→ **Aim**:
Collect each line holding the string "screenshot".

→ **Rows**:
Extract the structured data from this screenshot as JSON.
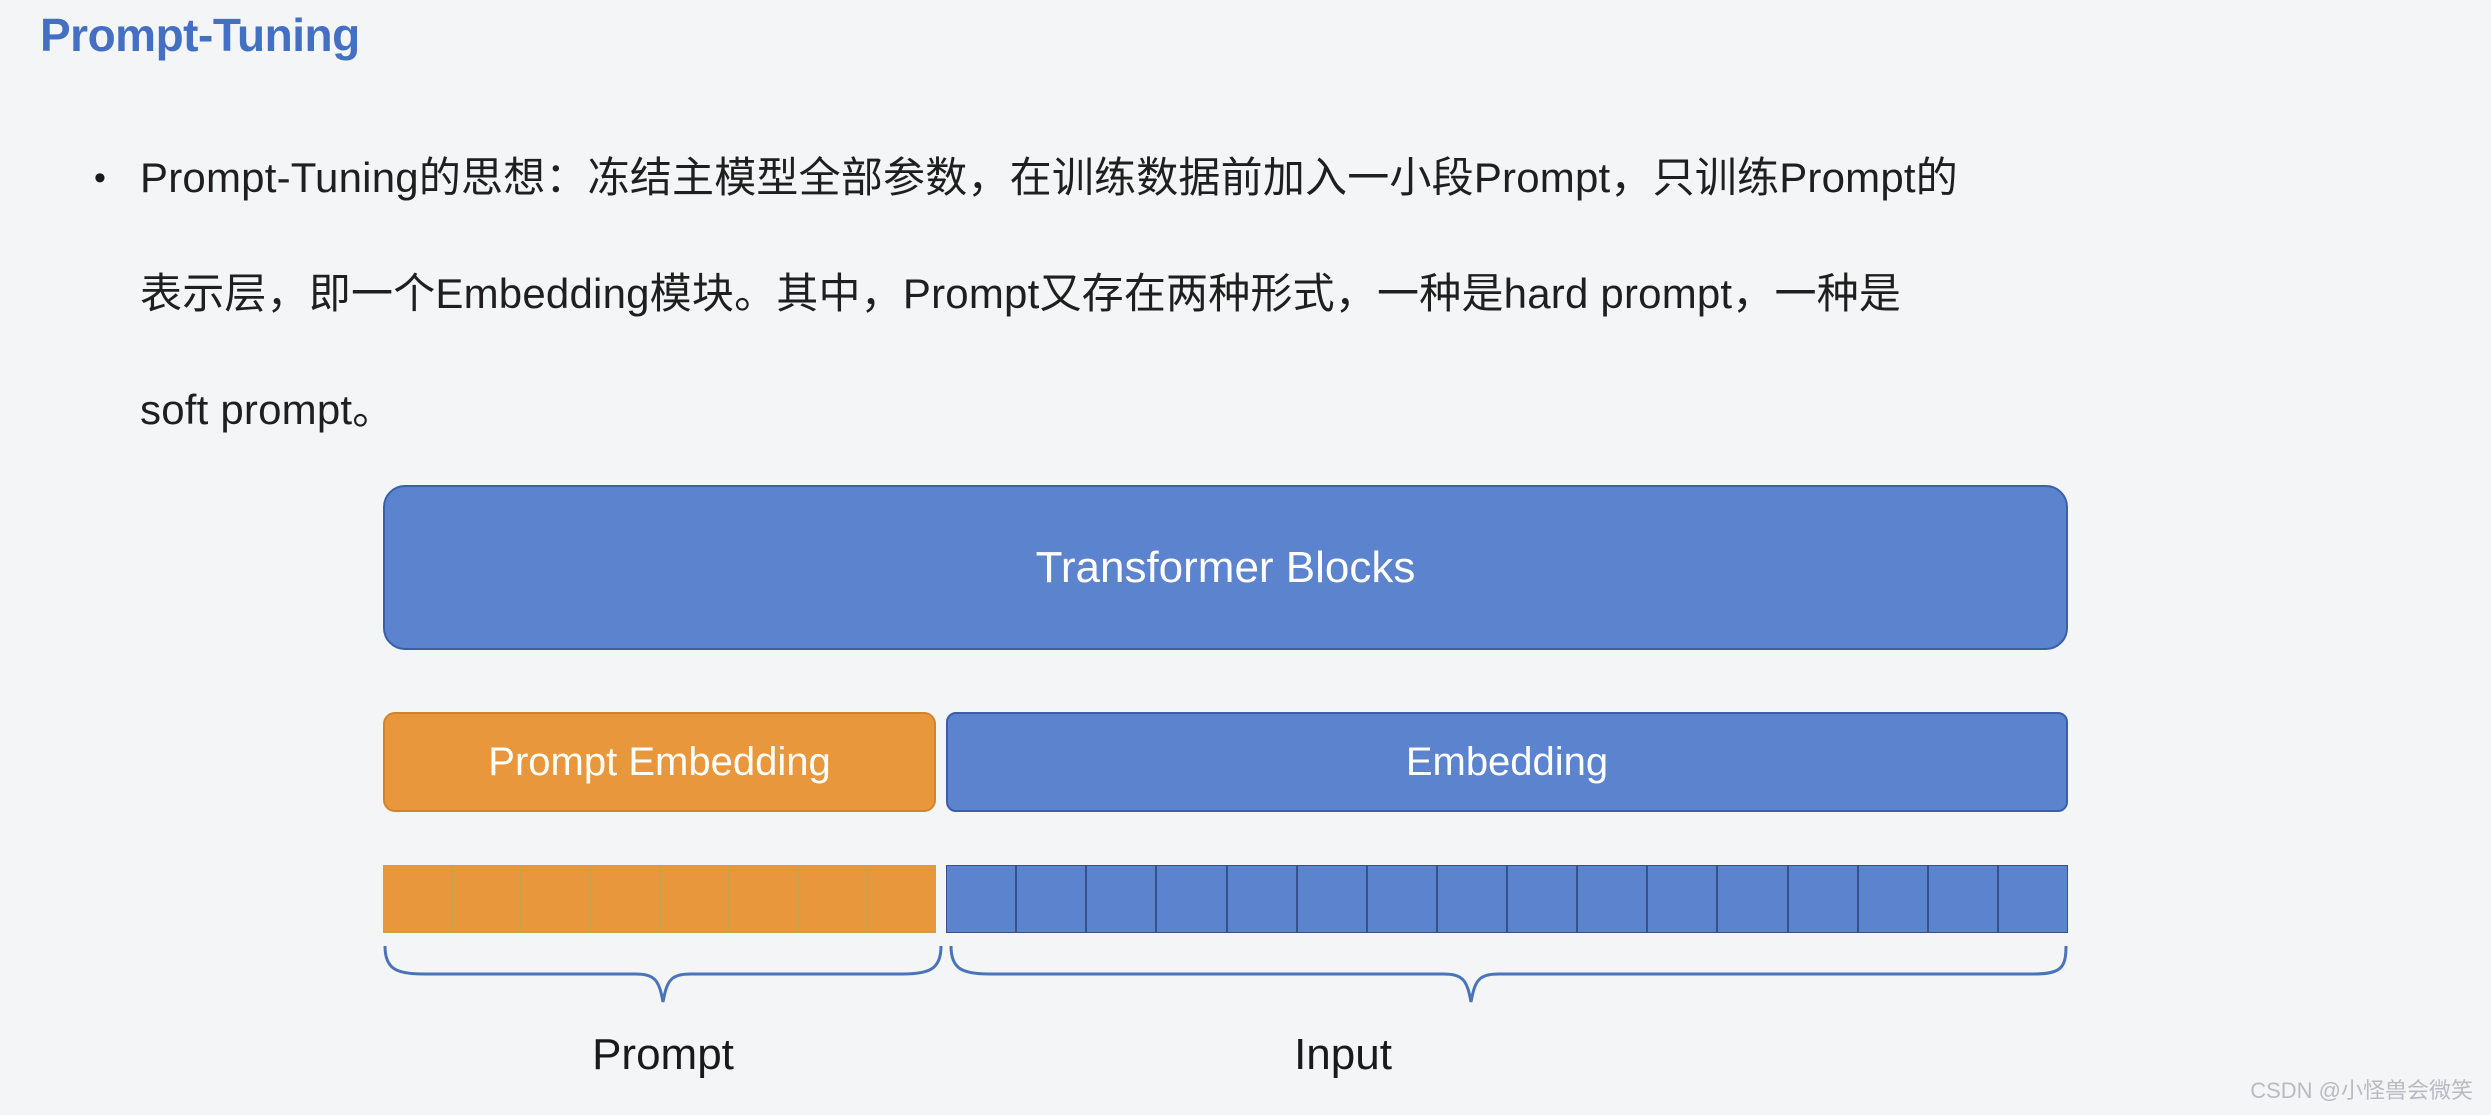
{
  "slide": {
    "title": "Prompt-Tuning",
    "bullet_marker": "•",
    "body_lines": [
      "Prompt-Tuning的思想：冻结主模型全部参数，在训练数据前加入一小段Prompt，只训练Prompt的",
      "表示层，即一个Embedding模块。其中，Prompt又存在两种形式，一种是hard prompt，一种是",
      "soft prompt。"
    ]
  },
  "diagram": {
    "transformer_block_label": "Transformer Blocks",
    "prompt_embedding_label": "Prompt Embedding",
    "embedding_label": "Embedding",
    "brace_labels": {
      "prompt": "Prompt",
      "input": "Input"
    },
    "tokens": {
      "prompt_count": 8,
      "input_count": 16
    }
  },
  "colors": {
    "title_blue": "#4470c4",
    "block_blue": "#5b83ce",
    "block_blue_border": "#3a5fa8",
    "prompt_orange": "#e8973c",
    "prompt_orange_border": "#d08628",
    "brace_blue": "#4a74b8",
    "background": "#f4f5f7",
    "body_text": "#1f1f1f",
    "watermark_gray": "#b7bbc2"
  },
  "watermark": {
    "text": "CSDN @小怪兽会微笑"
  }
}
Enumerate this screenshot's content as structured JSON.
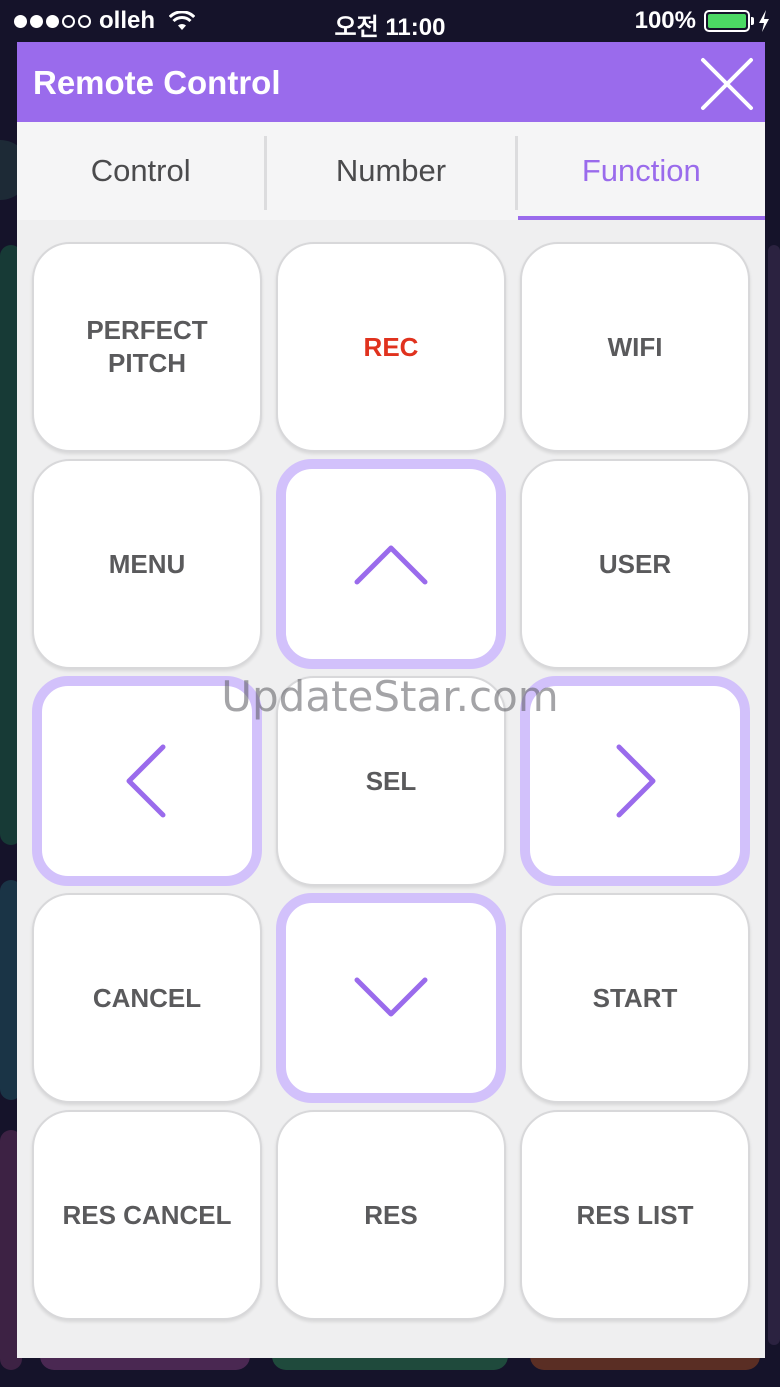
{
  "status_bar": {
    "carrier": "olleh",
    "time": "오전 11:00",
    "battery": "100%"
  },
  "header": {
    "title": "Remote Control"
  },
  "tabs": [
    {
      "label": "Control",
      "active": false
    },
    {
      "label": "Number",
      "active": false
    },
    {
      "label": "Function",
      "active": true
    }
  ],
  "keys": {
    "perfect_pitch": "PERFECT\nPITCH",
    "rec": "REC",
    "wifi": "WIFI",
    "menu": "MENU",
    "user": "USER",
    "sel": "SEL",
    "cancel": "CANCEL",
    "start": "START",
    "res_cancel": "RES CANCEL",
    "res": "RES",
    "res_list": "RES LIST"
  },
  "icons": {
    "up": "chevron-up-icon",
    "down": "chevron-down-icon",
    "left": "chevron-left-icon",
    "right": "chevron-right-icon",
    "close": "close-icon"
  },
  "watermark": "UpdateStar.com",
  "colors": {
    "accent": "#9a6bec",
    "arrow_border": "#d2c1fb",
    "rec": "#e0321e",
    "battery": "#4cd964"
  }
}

→ **Result of this task**:
Extract the structured data from this screenshot as JSON.
Enumerate this screenshot's content as structured JSON.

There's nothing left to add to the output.